** start Provided entries **

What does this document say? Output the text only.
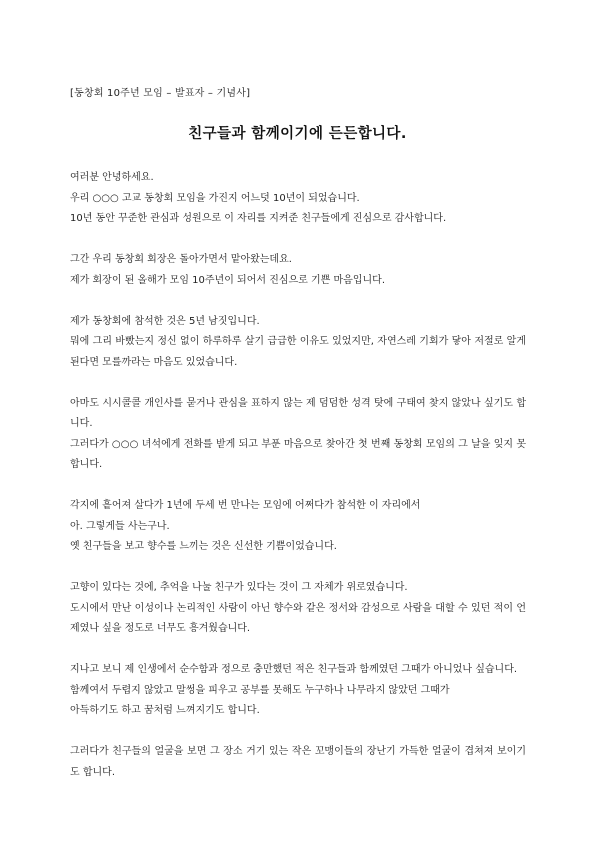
[동창회 10주년 모임 – 발표자 – 기념사]
친구들과 함께이기에 든든합니다.
여러분 안녕하세요.
우리 ○○○ 고교 동창회 모임을 가진지 어느덧 10년이 되었습니다.
10년 동안 꾸준한 관심과 성원으로 이 자리를 지켜준 친구들에게 진심으로 감사합니다.
그간 우리 동창회 회장은 돌아가면서 맡아왔는데요.
제가 회장이 된 올해가 모임 10주년이 되어서 진심으로 기쁜 마음입니다.
제가 동창회에 참석한 것은 5년 남짓입니다.
뭐에 그리 바빴는지 정신 없이 하루하루 살기 급급한 이유도 있었지만, 자연스레 기회가 닿아 저절로 알게 된다면 모를까라는 마음도 있었습니다.
아마도 시시콜콜 개인사를 묻거나 관심을 표하지 않는 제 덤덤한 성격 탓에 구태여 찾지 않았나 싶기도 합니다.
그러다가 ○○○ 녀석에게 전화를 받게 되고 부푼 마음으로 찾아간 첫 번째 동창회 모임의 그 날을 잊지 못합니다.
각지에 흩어져 살다가 1년에 두세 번 만나는 모임에 어쩌다가 참석한 이 자리에서
아. 그렇게들 사는구나.
옛 친구들을 보고 향수를 느끼는 것은 신선한 기쁨이었습니다.
고향이 있다는 것에, 추억을 나눌 친구가 있다는 것이 그 자체가 위로였습니다.
도시에서 만난 이성이나 논리적인 사람이 아닌 향수와 같은 정서와 감성으로 사람을 대할 수 있던 적이 언제였나 싶을 정도로 너무도 흥겨웠습니다.
지나고 보니 제 인생에서 순수함과 정으로 충만했던 적은 친구들과 함께였던 그때가 아니었나 싶습니다.
함께여서 두렵지 않았고 말썽을 피우고 공부를 못해도 누구하나 나무라지 않았던 그때가
아득하기도 하고 꿈처럼 느껴지기도 합니다.
그러다가 친구들의 얼굴을 보면 그 장소 거기 있는 작은 꼬맹이들의 장난기 가득한 얼굴이 겹쳐져 보이기도 합니다.
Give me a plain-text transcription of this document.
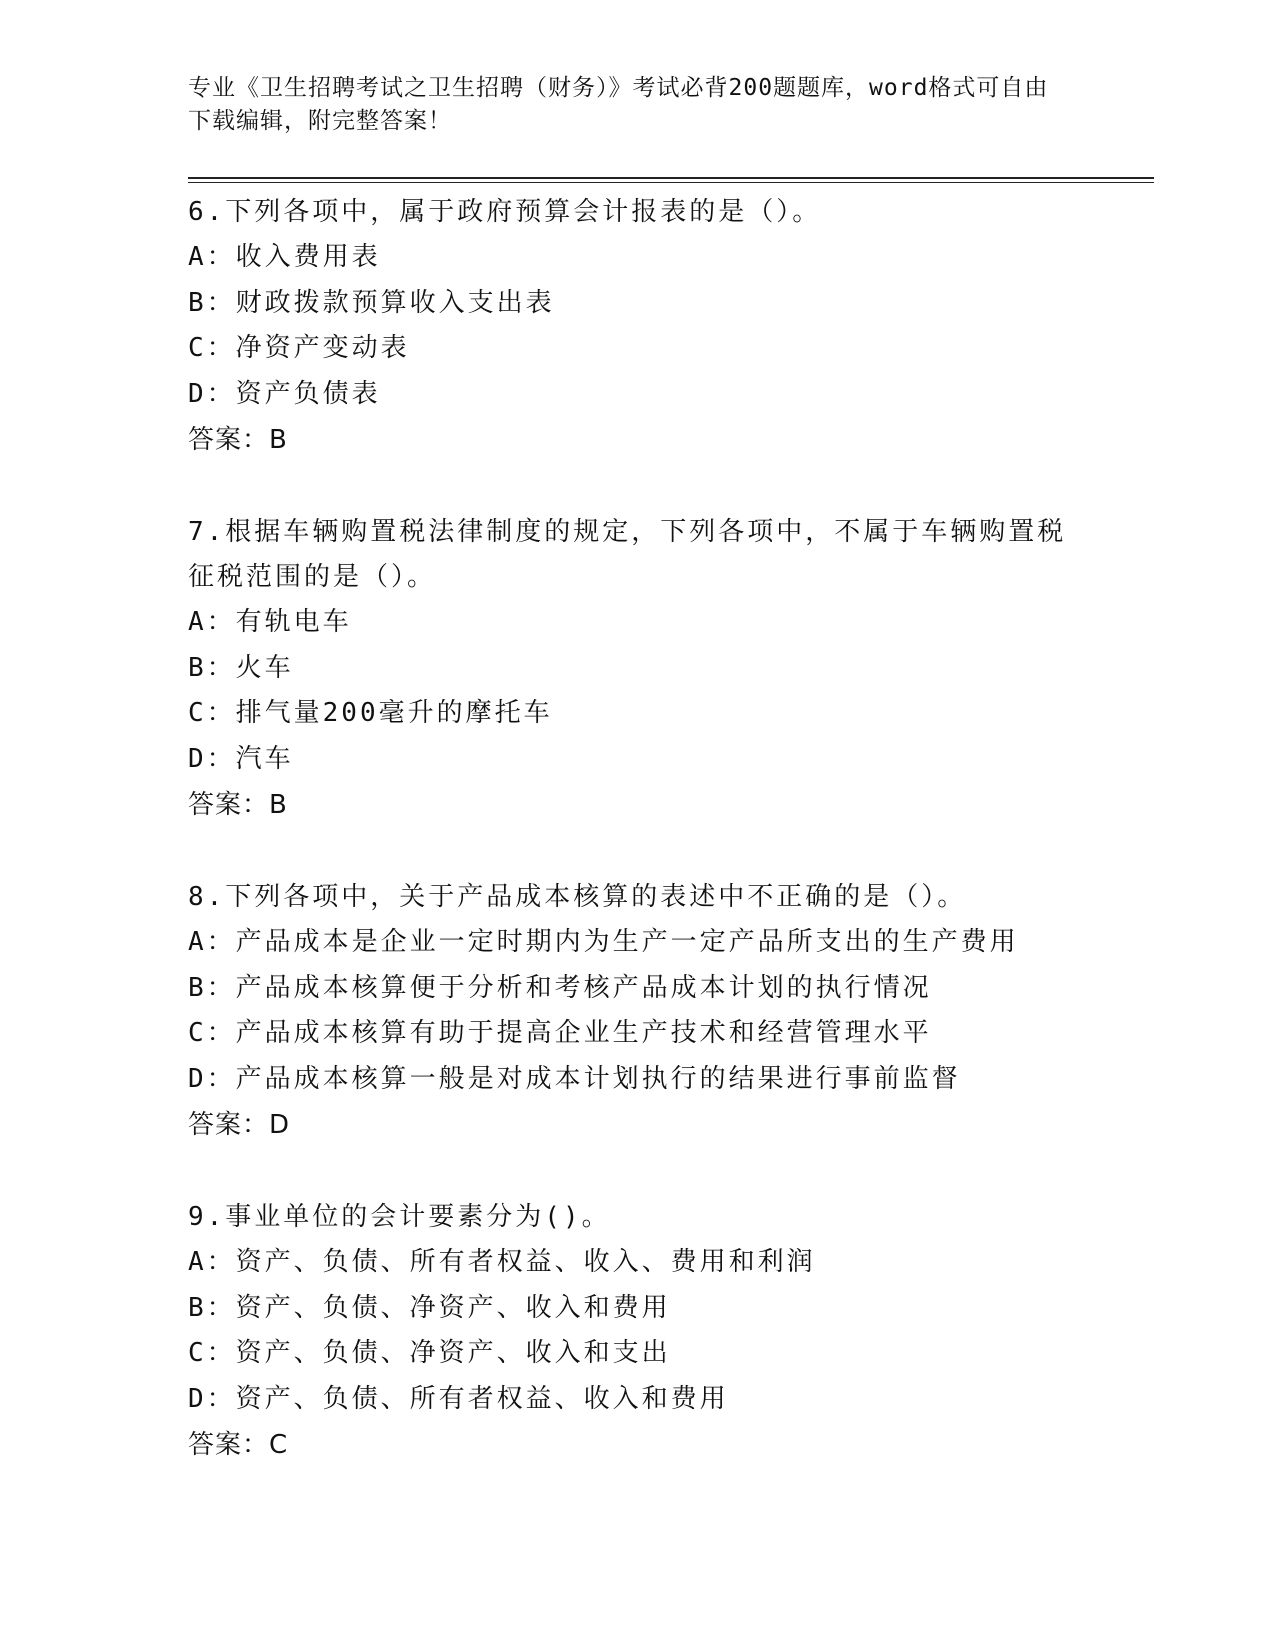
专业《卫生招聘考试之卫生招聘（财务）》考试必背200题题库，word格式可自由下载编辑，附完整答案！
6.下列各项中，属于政府预算会计报表的是（）。
A：收入费用表
B：财政拨款预算收入支出表
C：净资产变动表
D：资产负债表
答案：B
7.根据车辆购置税法律制度的规定，下列各项中，不属于车辆购置税征税范围的是（）。
A：有轨电车
B：火车
C：排气量200毫升的摩托车
D：汽车
答案：B
8.下列各项中，关于产品成本核算的表述中不正确的是（）。
A：产品成本是企业一定时期内为生产一定产品所支出的生产费用
B：产品成本核算便于分析和考核产品成本计划的执行情况
C：产品成本核算有助于提高企业生产技术和经营管理水平
D：产品成本核算一般是对成本计划执行的结果进行事前监督
答案：D
9.事业单位的会计要素分为()。
A：资产、负债、所有者权益、收入、费用和利润
B：资产、负债、净资产、收入和费用
C：资产、负债、净资产、收入和支出
D：资产、负债、所有者权益、收入和费用
答案：C
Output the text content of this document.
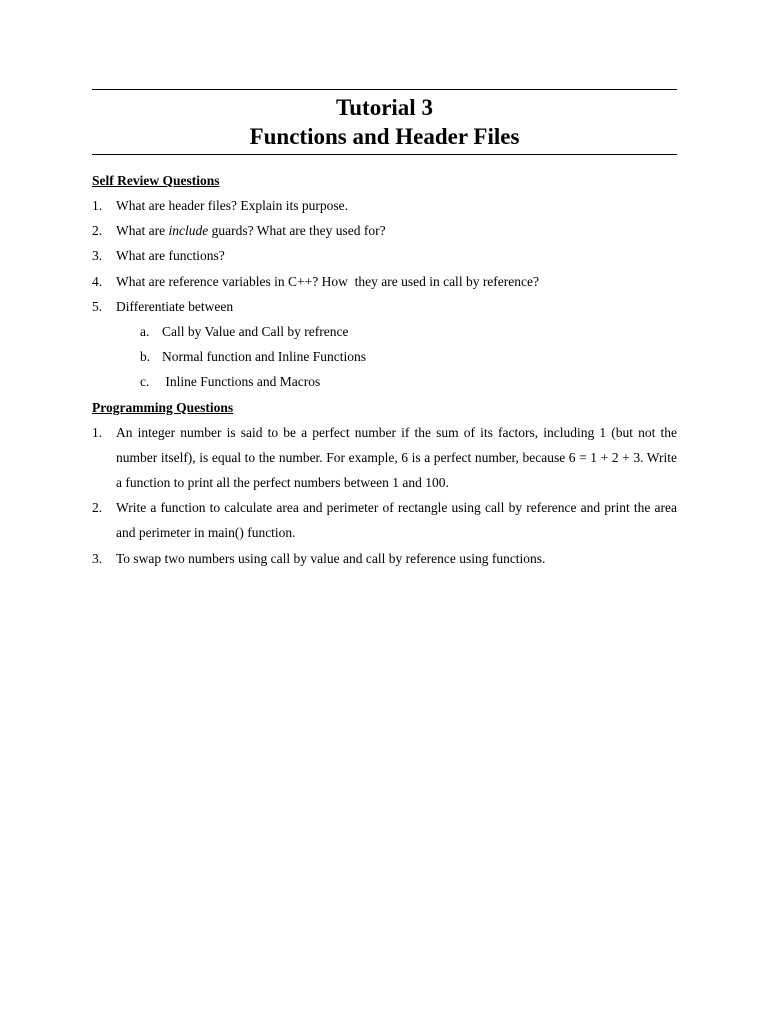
Tutorial 3
Functions and Header Files
Self Review Questions
1. What are header files? Explain its purpose.
2. What are include guards? What are they used for?
3. What are functions?
4. What are reference variables in C++? How  they are used in call by reference?
5. Differentiate between
a. Call by Value and Call by refrence
b. Normal function and Inline Functions
c. Inline Functions and Macros
Programming Questions
1. An integer number is said to be a perfect number if the sum of its factors, including 1 (but not the number itself), is equal to the number. For example, 6 is a perfect number, because 6 = 1 + 2 + 3. Write a function to print all the perfect numbers between 1 and 100.
2. Write a function to calculate area and perimeter of rectangle using call by reference and print the area and perimeter in main() function.
3. To swap two numbers using call by value and call by reference using functions.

** end Provided entries **

#### The task:
Output every entry exactly as given; pictures are not part of the copy.

#### Exercise result:
What does this document say? Output the text only.
[동창회 10주년 모임 – 발표자 – 기념사]
친구들과 함께이기에 든든합니다.
여러분 안녕하세요.
우리 ○○○ 고교 동창회 모임을 가진지 어느덧 10년이 되었습니다.
10년 동안 꾸준한 관심과 성원으로 이 자리를 지켜준 친구들에게 진심으로 감사합니다.
그간 우리 동창회 회장은 돌아가면서 맡아왔는데요.
제가 회장이 된 올해가 모임 10주년이 되어서 진심으로 기쁜 마음입니다.
제가 동창회에 참석한 것은 5년 남짓입니다.
뭐에 그리 바빴는지 정신 없이 하루하루 살기 급급한 이유도 있었지만, 자연스레 기회가 닿아 저절로 알게 된다면 모를까라는 마음도 있었습니다.
아마도 시시콜콜 개인사를 묻거나 관심을 표하지 않는 제 덤덤한 성격 탓에 구태여 찾지 않았나 싶기도 합니다.
그러다가 ○○○ 녀석에게 전화를 받게 되고 부푼 마음으로 찾아간 첫 번째 동창회 모임의 그 날을 잊지 못합니다.
각지에 흩어져 살다가 1년에 두세 번 만나는 모임에 어쩌다가 참석한 이 자리에서
아. 그렇게들 사는구나.
옛 친구들을 보고 향수를 느끼는 것은 신선한 기쁨이었습니다.
고향이 있다는 것에, 추억을 나눌 친구가 있다는 것이 그 자체가 위로였습니다.
도시에서 만난 이성이나 논리적인 사람이 아닌 향수와 같은 정서와 감성으로 사람을 대할 수 있던 적이 언제였나 싶을 정도로 너무도 흥겨웠습니다.
지나고 보니 제 인생에서 순수함과 정으로 충만했던 적은 친구들과 함께였던 그때가 아니었나 싶습니다.
함께여서 두렵지 않았고 말썽을 피우고 공부를 못해도 누구하나 나무라지 않았던 그때가
아득하기도 하고 꿈처럼 느껴지기도 합니다.
그러다가 친구들의 얼굴을 보면 그 장소 거기 있는 작은 꼬맹이들의 장난기 가득한 얼굴이 겹쳐져 보이기도 합니다.
Give me a plain-text transcription of this document.
专业《卫生招聘考试之卫生招聘（财务）》考试必背200题题库，word格式可自由下载编辑，附完整答案！
6.下列各项中，属于政府预算会计报表的是（）。
A：收入费用表
B：财政拨款预算收入支出表
C：净资产变动表
D：资产负债表
答案：B
7.根据车辆购置税法律制度的规定，下列各项中，不属于车辆购置税征税范围的是（）。
A：有轨电车
B：火车
C：排气量200毫升的摩托车
D：汽车
答案：B
8.下列各项中，关于产品成本核算的表述中不正确的是（）。
A：产品成本是企业一定时期内为生产一定产品所支出的生产费用
B：产品成本核算便于分析和考核产品成本计划的执行情况
C：产品成本核算有助于提高企业生产技术和经营管理水平
D：产品成本核算一般是对成本计划执行的结果进行事前监督
答案：D
9.事业单位的会计要素分为()。
A：资产、负债、所有者权益、收入、费用和利润
B：资产、负债、净资产、收入和费用
C：资产、负债、净资产、收入和支出
D：资产、负债、所有者权益、收入和费用
答案：C
Output the text content of this document.
Tutorial 3
Functions and Header Files
Self Review Questions
1. What are header files? Explain its purpose.
2. What are include guards? What are they used for?
3. What are functions?
4. What are reference variables in C++? How  they are used in call by reference?
5. Differentiate between
a. Call by Value and Call by refrence
b. Normal function and Inline Functions
c. Inline Functions and Macros
Programming Questions
1. An integer number is said to be a perfect number if the sum of its factors, including 1 (but not the number itself), is equal to the number. For example, 6 is a perfect number, because 6 = 1 + 2 + 3. Write a function to print all the perfect numbers between 1 and 100.
2. Write a function to calculate area and perimeter of rectangle using call by reference and print the area and perimeter in main() function.
3. To swap two numbers using call by value and call by reference using functions.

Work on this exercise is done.